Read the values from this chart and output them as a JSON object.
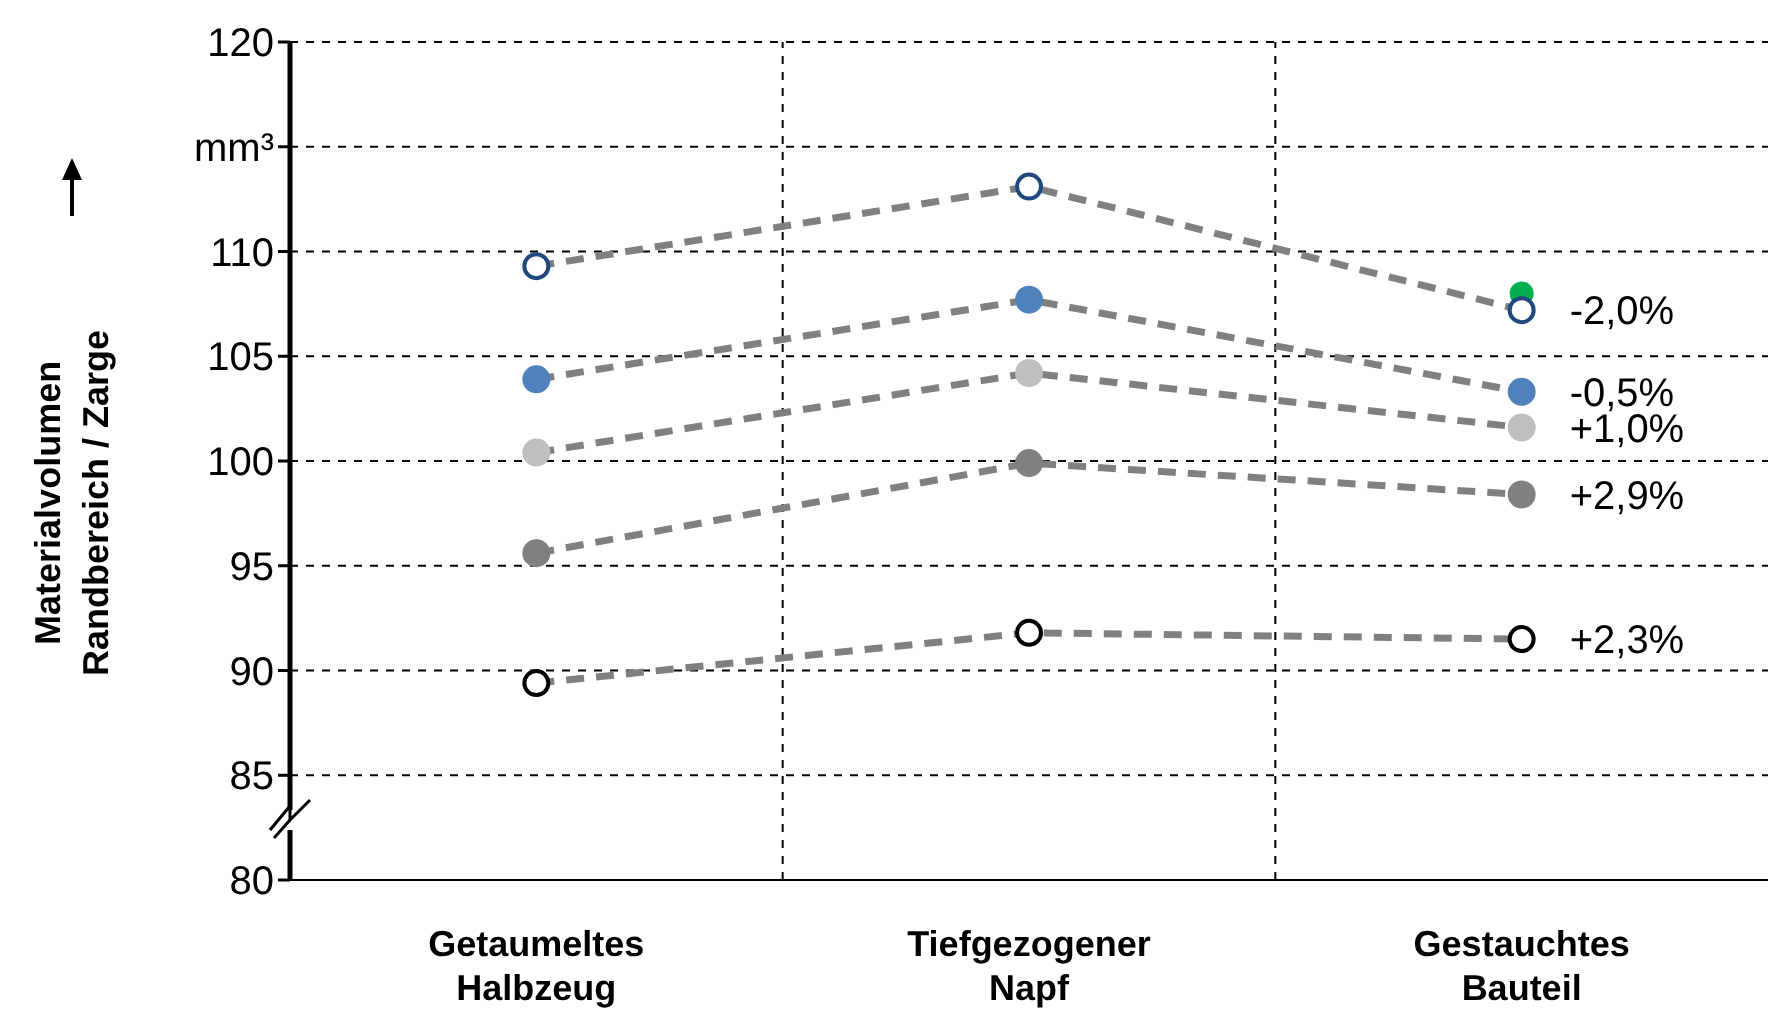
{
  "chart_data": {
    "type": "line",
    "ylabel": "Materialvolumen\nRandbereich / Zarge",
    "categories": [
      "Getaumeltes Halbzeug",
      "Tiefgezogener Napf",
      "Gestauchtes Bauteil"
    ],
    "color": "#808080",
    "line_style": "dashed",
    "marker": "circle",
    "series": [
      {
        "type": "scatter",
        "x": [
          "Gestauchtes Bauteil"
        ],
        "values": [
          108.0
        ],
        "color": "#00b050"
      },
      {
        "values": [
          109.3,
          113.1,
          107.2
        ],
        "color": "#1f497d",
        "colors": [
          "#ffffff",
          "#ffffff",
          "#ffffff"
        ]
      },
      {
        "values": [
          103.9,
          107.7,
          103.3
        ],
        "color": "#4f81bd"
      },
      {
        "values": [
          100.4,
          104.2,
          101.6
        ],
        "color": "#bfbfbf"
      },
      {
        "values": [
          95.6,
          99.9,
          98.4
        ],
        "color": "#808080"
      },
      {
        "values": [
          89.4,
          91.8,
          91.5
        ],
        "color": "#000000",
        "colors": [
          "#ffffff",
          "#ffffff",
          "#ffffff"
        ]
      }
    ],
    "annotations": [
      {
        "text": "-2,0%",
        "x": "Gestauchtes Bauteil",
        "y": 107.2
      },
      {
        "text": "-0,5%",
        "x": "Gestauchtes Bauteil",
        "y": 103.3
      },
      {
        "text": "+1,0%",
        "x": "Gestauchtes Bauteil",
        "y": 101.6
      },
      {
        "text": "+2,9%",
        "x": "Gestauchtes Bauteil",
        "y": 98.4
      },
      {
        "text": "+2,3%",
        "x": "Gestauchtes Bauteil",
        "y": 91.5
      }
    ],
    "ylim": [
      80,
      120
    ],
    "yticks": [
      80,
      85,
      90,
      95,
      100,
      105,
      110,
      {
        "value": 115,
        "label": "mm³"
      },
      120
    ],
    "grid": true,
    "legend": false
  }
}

---

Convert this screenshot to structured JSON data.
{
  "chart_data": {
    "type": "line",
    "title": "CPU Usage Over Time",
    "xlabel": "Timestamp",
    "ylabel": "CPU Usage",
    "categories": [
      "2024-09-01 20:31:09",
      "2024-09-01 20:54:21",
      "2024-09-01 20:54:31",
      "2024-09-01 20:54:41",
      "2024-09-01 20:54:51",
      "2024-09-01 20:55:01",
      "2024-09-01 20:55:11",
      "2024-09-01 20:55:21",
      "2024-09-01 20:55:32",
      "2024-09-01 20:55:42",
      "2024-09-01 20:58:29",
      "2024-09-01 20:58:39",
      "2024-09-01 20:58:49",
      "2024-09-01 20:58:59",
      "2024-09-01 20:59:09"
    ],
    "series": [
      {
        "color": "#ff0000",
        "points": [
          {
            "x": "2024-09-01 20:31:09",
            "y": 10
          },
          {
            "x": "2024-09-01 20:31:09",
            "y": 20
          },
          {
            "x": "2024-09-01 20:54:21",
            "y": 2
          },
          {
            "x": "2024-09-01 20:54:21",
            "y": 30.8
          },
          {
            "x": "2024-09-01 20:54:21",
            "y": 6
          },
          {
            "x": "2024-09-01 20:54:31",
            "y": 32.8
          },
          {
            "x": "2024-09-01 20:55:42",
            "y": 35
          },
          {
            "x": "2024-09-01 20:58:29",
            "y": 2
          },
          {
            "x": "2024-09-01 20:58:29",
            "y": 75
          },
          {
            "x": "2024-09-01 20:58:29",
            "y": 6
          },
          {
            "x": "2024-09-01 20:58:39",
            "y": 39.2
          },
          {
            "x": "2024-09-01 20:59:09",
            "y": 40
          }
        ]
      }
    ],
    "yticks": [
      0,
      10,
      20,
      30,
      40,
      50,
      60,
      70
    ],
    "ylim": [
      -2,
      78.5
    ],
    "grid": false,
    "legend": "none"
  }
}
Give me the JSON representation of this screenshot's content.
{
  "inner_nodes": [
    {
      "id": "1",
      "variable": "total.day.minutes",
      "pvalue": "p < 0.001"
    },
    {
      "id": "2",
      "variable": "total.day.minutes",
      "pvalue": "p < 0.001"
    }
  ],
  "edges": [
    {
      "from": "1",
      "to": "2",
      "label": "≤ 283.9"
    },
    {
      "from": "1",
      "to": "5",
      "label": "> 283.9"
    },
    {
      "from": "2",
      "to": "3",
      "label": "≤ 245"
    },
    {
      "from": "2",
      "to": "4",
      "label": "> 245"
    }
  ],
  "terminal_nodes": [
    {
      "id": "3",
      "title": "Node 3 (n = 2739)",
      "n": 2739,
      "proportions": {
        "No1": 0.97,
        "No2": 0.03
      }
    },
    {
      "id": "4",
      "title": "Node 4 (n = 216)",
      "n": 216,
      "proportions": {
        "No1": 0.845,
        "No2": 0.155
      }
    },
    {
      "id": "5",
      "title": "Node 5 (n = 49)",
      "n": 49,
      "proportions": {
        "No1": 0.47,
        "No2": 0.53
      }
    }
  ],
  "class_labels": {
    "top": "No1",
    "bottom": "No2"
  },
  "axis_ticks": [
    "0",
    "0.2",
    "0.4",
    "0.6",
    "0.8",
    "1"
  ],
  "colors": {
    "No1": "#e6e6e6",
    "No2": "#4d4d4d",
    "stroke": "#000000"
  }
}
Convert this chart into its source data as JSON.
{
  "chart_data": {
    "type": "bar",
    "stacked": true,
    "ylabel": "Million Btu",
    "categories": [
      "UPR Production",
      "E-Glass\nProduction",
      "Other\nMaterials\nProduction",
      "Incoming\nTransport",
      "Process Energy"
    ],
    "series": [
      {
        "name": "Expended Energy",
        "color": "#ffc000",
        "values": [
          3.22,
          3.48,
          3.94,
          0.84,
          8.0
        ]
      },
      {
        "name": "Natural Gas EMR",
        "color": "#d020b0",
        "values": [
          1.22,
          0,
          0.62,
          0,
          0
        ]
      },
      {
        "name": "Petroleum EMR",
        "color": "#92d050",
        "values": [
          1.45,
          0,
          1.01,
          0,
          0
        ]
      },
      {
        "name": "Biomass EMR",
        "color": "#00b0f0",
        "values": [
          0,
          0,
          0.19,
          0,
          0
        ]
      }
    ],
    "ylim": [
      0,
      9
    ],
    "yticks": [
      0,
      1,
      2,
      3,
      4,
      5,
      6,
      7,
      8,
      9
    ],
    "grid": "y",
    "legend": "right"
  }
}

...

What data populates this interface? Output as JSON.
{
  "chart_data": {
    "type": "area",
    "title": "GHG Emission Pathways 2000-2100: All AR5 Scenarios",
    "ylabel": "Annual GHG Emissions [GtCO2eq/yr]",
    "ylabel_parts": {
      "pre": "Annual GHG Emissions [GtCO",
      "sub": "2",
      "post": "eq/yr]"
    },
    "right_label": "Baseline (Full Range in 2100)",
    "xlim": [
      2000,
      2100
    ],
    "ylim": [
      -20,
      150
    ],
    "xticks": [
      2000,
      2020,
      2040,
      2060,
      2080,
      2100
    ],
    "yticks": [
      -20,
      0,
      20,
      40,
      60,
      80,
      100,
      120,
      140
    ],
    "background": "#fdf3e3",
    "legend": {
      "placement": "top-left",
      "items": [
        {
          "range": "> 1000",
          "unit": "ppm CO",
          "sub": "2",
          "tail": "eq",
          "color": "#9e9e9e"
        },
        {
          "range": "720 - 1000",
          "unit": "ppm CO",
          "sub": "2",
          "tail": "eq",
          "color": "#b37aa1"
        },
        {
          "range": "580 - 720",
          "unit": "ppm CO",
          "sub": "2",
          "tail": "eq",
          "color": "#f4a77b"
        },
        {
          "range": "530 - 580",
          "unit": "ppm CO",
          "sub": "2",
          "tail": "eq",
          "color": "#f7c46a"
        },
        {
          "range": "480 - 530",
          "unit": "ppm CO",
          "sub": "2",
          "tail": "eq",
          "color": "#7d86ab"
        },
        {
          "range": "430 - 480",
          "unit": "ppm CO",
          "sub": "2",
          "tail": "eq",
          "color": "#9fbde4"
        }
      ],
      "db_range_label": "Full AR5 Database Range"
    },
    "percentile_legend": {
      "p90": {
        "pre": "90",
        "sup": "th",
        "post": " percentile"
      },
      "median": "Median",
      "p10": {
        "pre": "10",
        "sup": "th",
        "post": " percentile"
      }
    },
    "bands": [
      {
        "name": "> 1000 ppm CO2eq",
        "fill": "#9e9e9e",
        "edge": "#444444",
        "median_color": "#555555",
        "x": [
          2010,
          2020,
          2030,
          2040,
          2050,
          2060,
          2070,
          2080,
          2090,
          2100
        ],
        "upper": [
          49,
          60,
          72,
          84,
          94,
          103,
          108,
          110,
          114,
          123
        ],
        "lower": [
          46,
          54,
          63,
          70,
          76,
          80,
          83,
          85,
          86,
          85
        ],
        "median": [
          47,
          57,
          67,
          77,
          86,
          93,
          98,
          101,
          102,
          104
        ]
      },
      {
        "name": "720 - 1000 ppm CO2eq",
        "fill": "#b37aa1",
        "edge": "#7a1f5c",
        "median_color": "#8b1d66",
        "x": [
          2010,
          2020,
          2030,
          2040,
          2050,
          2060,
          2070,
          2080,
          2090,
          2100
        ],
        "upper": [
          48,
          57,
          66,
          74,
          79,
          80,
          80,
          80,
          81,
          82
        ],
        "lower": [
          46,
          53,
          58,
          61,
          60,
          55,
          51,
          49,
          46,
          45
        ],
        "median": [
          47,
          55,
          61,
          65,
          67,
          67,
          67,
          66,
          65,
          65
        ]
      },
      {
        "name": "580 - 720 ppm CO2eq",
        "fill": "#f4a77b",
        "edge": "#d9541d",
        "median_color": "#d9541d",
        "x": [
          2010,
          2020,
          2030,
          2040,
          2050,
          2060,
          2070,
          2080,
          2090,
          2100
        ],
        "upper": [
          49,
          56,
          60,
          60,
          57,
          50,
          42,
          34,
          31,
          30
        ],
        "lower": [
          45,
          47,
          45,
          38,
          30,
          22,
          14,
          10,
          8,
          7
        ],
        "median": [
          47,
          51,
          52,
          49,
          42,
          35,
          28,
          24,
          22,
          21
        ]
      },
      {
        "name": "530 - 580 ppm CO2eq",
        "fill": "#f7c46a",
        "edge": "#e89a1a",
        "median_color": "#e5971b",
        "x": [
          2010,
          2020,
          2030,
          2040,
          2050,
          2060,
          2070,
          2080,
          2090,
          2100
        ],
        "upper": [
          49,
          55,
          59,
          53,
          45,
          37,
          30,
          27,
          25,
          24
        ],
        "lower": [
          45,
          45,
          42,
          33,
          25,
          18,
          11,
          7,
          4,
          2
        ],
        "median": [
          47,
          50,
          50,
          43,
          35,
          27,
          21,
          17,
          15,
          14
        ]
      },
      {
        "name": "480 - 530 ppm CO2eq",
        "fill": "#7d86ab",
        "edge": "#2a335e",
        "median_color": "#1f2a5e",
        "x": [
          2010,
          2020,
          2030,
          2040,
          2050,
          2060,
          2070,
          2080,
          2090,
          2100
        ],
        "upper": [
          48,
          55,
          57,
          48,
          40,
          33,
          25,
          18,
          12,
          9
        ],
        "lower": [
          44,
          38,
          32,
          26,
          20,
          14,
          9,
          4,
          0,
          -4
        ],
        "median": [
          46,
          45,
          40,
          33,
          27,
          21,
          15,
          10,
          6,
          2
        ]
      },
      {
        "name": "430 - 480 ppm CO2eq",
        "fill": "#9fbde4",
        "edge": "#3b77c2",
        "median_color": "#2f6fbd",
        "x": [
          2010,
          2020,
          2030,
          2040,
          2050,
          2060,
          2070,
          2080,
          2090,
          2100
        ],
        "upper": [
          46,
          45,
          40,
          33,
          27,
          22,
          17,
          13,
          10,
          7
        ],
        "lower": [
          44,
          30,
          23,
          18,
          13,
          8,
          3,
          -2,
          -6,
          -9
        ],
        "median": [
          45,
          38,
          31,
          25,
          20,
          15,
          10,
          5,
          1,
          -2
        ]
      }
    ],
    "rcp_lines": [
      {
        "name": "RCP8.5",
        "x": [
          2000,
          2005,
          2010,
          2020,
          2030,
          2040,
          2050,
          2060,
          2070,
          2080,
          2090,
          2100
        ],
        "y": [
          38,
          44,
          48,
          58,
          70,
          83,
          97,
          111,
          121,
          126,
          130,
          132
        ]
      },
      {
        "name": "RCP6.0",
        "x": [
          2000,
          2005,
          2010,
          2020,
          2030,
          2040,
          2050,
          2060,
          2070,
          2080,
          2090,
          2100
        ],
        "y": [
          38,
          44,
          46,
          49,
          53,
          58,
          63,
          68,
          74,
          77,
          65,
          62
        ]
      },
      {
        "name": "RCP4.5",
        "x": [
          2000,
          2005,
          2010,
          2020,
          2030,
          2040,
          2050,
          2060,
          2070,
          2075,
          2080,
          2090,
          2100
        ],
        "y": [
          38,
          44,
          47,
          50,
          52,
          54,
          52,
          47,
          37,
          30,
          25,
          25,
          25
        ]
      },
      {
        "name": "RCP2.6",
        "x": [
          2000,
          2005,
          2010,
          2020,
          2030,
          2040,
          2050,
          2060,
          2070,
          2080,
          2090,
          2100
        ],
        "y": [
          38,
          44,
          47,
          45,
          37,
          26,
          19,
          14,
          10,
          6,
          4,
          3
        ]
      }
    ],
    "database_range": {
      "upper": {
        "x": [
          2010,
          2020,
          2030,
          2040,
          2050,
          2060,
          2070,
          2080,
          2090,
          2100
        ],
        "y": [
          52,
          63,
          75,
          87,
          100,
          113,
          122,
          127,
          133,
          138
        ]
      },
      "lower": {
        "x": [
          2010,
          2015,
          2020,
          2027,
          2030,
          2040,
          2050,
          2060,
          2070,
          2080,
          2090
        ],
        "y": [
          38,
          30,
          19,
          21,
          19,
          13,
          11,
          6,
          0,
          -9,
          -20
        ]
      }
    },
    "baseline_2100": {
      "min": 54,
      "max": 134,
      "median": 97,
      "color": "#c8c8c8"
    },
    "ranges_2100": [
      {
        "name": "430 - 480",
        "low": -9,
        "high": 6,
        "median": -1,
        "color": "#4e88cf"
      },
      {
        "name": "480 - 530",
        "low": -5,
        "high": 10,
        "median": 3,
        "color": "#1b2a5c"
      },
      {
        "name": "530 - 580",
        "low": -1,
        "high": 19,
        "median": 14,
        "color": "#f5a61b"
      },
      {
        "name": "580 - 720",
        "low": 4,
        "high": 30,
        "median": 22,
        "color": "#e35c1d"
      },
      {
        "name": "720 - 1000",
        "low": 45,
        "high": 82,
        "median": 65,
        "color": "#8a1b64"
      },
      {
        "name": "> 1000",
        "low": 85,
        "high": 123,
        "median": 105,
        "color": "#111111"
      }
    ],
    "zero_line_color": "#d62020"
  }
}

SET EXERCISE: Copy all lines from the material that include "Convert".

OUTPUT OF THE TASK:
Convert this screenshot to structured JSON data.
Convert this chart into its source data as JSON.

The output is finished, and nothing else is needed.